SHORT PROBLEM
Pick out and copy every line below that has the word "Current".

DATA ENTRIES
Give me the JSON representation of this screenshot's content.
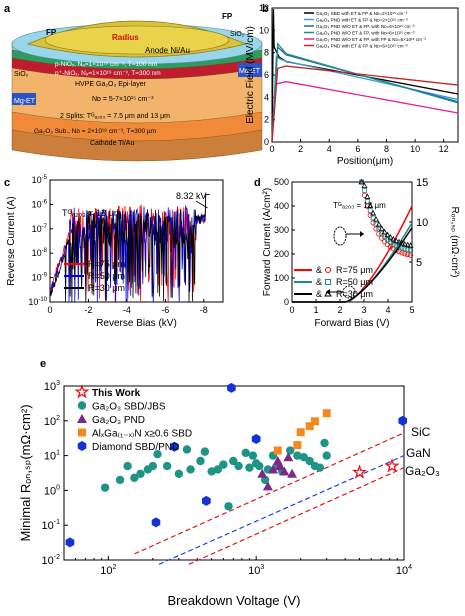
{
  "panels": {
    "a": {
      "letter": "a",
      "labels": {
        "fp_left": "FP",
        "fp_right": "FP",
        "radius": "Radius",
        "anode": "Anode Ni/Au",
        "sio2_left": "SiO₂",
        "sio2_right": "SiO₂",
        "pnio": "p-NiOₓ, Nₐ=1×10¹⁸ cm⁻³, T=100 nm",
        "pnio_plus": "p⁺-NiOₓ, Nₐ=1×10¹⁹ cm⁻³, T=300 nm",
        "hvpe": "HVPE Ga₂O₃ Epi-layer",
        "nd": "Nᴅ = 5-7×10¹⁵ cm⁻³",
        "splits": "2 Splits: Tᴳₐ₂ₒ₃ = 7.5 μm and 13 μm",
        "sub": "Ga₂O₃ Sub., Nᴅ = 2×10¹⁸ cm⁻³, T=300 μm",
        "cathode": "Cathode Ti/Au",
        "mget_left": "Mg-ET",
        "mget_right": "Mg-ET"
      }
    },
    "b": {
      "letter": "b",
      "legend": [
        "Ga₂O₃ SBD with ET & FP & Nᴅ=2×10¹⁵ cm⁻³",
        "Ga₂O₃ PND with ET & FP & Nᴅ=2×10¹⁵ cm⁻³",
        "Ga₂O₃ PND W/O ET & FP, with Nᴅ=6×10¹⁵ cm⁻³",
        "Ga₂O₃ PND W/O ET & FP, with Nᴅ=6×10¹⁵ cm⁻³",
        "Ga₂O₃ PND W/O ET & FP, with FP & Nᴅ=6×10¹⁵ cm⁻³",
        "Ga₂O₃ PND with ET & FP & Nᴅ=6×10¹⁵ cm⁻³"
      ]
    },
    "c": {
      "letter": "c",
      "annotation_v": "8.32 kV",
      "annotation_t": "Tᴳₐ₂ₒ₃ = 13 μm",
      "legend": [
        "R=75 μm",
        "R=50 μm",
        "R=30 μm"
      ]
    },
    "d": {
      "letter": "d",
      "annotation_t": "Tᴳₐ₂ₒ₃ = 13 μm",
      "legend": [
        "R=75 μm",
        "R=50 μm",
        "R=30 μm"
      ],
      "amp": "&"
    },
    "e": {
      "letter": "e",
      "legend": [
        "This Work",
        "Ga₂O₃ SBD/JBS",
        "Ga₂O₃ PND",
        "AlₓGa₍₁₋ₓ₎N x≥0.6 SBD",
        "Diamond SBD/PND"
      ],
      "line_labels": [
        "SiC",
        "GaN",
        "Ga₂O₃"
      ]
    }
  },
  "chart_data": [
    {
      "panel": "b",
      "type": "line",
      "xlabel": "Position(μm)",
      "ylabel": "Electric Field (MV/cm)",
      "xlim": [
        0,
        13
      ],
      "ylim": [
        0,
        12
      ],
      "xticks": [
        0,
        2,
        4,
        6,
        8,
        10,
        12
      ],
      "yticks": [
        0,
        2,
        4,
        6,
        8,
        10,
        12
      ],
      "series": [
        {
          "color": "#000000",
          "x": [
            0,
            0.1,
            0.15,
            0.5,
            1,
            13
          ],
          "y": [
            0,
            11.9,
            8.5,
            7.6,
            7.2,
            4.3
          ]
        },
        {
          "color": "#3aa3d8",
          "x": [
            0,
            0.3,
            0.8,
            13
          ],
          "y": [
            0,
            7.6,
            7.3,
            3.8
          ]
        },
        {
          "color": "#2f5fa8",
          "x": [
            0,
            0.4,
            1,
            13
          ],
          "y": [
            0,
            8.5,
            7.8,
            3.6
          ]
        },
        {
          "color": "#1a8f8a",
          "x": [
            0,
            0.4,
            1,
            13
          ],
          "y": [
            0,
            8.8,
            7.9,
            3.5
          ]
        },
        {
          "color": "#e0209e",
          "x": [
            0,
            0.3,
            1,
            13
          ],
          "y": [
            0,
            5.2,
            5.4,
            2.6
          ]
        },
        {
          "color": "#c2281f",
          "x": [
            0,
            0.4,
            1,
            13
          ],
          "y": [
            0,
            6.6,
            6.8,
            5.1
          ]
        }
      ]
    },
    {
      "panel": "c",
      "type": "line",
      "xlabel": "Reverse Bias (kV)",
      "ylabel": "Reverse Current (A)",
      "xlim": [
        0,
        -9
      ],
      "ylim_log": [
        -10,
        -5
      ],
      "xticks": [
        0,
        -2,
        -4,
        -6,
        -8
      ],
      "series": [
        {
          "name": "R=75 μm",
          "color": "#ff0000"
        },
        {
          "name": "R=50 μm",
          "color": "#0000ee"
        },
        {
          "name": "R=30 μm",
          "color": "#000000"
        }
      ],
      "breakdown_kV": 8.32
    },
    {
      "panel": "d",
      "type": "line",
      "xlabel": "Forward Bias (V)",
      "ylabel": "Forward Current (A/cm²)",
      "y2label": "Rₒₙ,ₛₚ (mΩ·cm²)",
      "xlim": [
        0,
        5
      ],
      "ylim": [
        0,
        500
      ],
      "y2lim": [
        0,
        15
      ],
      "xticks": [
        0,
        1,
        2,
        3,
        4,
        5
      ],
      "yticks": [
        0,
        100,
        200,
        300,
        400,
        500
      ],
      "y2ticks": [
        5,
        10,
        15
      ],
      "series": [
        {
          "name": "R=75 μm",
          "color": "#ff0000",
          "threshold": 2.3,
          "i5": 400
        },
        {
          "name": "R=50 μm",
          "color": "#1a8f8a",
          "threshold": 2.25,
          "i5": 330
        },
        {
          "name": "R=30 μm",
          "color": "#000000",
          "threshold": 2.2,
          "i5": 310
        }
      ]
    },
    {
      "panel": "e",
      "type": "scatter",
      "xlabel": "Breakdown Voltage (V)",
      "ylabel": "Minimal Rₒₙ,ₛₚ(mΩ·cm²)",
      "xlim_log": [
        1.7,
        4
      ],
      "ylim_log": [
        -2,
        3
      ],
      "xticks_log": [
        2,
        3,
        4
      ],
      "yticks_log": [
        -2,
        -1,
        0,
        1,
        2,
        3
      ],
      "series": [
        {
          "name": "This Work",
          "marker": "star",
          "color": "#e3161a",
          "points": [
            [
              5000,
              3.3
            ],
            [
              8300,
              5
            ]
          ]
        },
        {
          "name": "Ga₂O₃ SBD/JBS",
          "marker": "circle",
          "color": "#1e9486",
          "points": [
            [
              95,
              1.2
            ],
            [
              120,
              2
            ],
            [
              135,
              5
            ],
            [
              150,
              2.3
            ],
            [
              165,
              3
            ],
            [
              185,
              4
            ],
            [
              200,
              5
            ],
            [
              215,
              11
            ],
            [
              250,
              5
            ],
            [
              300,
              3
            ],
            [
              340,
              15
            ],
            [
              360,
              4
            ],
            [
              420,
              7
            ],
            [
              450,
              13
            ],
            [
              500,
              3.5
            ],
            [
              550,
              4
            ],
            [
              600,
              5.5
            ],
            [
              650,
              0.35
            ],
            [
              700,
              7
            ],
            [
              760,
              5
            ],
            [
              850,
              12
            ],
            [
              900,
              4.5
            ],
            [
              950,
              10
            ],
            [
              1000,
              6
            ],
            [
              1050,
              5
            ],
            [
              1150,
              2
            ],
            [
              1200,
              4
            ],
            [
              1300,
              10
            ],
            [
              1400,
              5
            ],
            [
              1500,
              3.5
            ],
            [
              1700,
              14
            ],
            [
              1900,
              10
            ],
            [
              2100,
              9
            ],
            [
              2300,
              7
            ],
            [
              2500,
              5
            ],
            [
              2700,
              4.5
            ],
            [
              2900,
              23
            ],
            [
              3000,
              10
            ]
          ]
        },
        {
          "name": "Ga₂O₃ PND",
          "marker": "triangle",
          "color": "#7b2a8a",
          "points": [
            [
              1100,
              3
            ],
            [
              1200,
              1.3
            ],
            [
              1300,
              4
            ],
            [
              1400,
              7
            ],
            [
              1450,
              5
            ],
            [
              1550,
              3.5
            ],
            [
              1650,
              9
            ],
            [
              1750,
              3
            ]
          ]
        },
        {
          "name": "AlGaN SBD",
          "marker": "square",
          "color": "#f5891f",
          "points": [
            [
              1400,
              14
            ],
            [
              1900,
              20
            ],
            [
              2000,
              47
            ],
            [
              2300,
              70
            ],
            [
              2500,
              97
            ],
            [
              3000,
              165
            ]
          ]
        },
        {
          "name": "Diamond SBD/PND",
          "marker": "hexagon",
          "color": "#1432d8",
          "points": [
            [
              55,
              0.032
            ],
            [
              210,
              0.12
            ],
            [
              280,
              18
            ],
            [
              460,
              0.5
            ],
            [
              680,
              880
            ],
            [
              1000,
              30
            ],
            [
              9800,
              100
            ]
          ]
        }
      ],
      "limit_lines": [
        {
          "name": "SiC",
          "color": "#e3161a",
          "x": [
            150,
            10000
          ],
          "y": [
            0.015,
            45
          ]
        },
        {
          "name": "GaN",
          "color": "#1a44e0",
          "x": [
            220,
            10000
          ],
          "y": [
            0.0075,
            10
          ]
        },
        {
          "name": "Ga₂O₃",
          "color": "#e3161a",
          "x": [
            350,
            10000
          ],
          "y": [
            0.0075,
            4.5
          ]
        }
      ]
    }
  ]
}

THE REPLY
      "ylabel": "Reverse Current (A)",
      "ylabel": "Forward Current (A/cm²)",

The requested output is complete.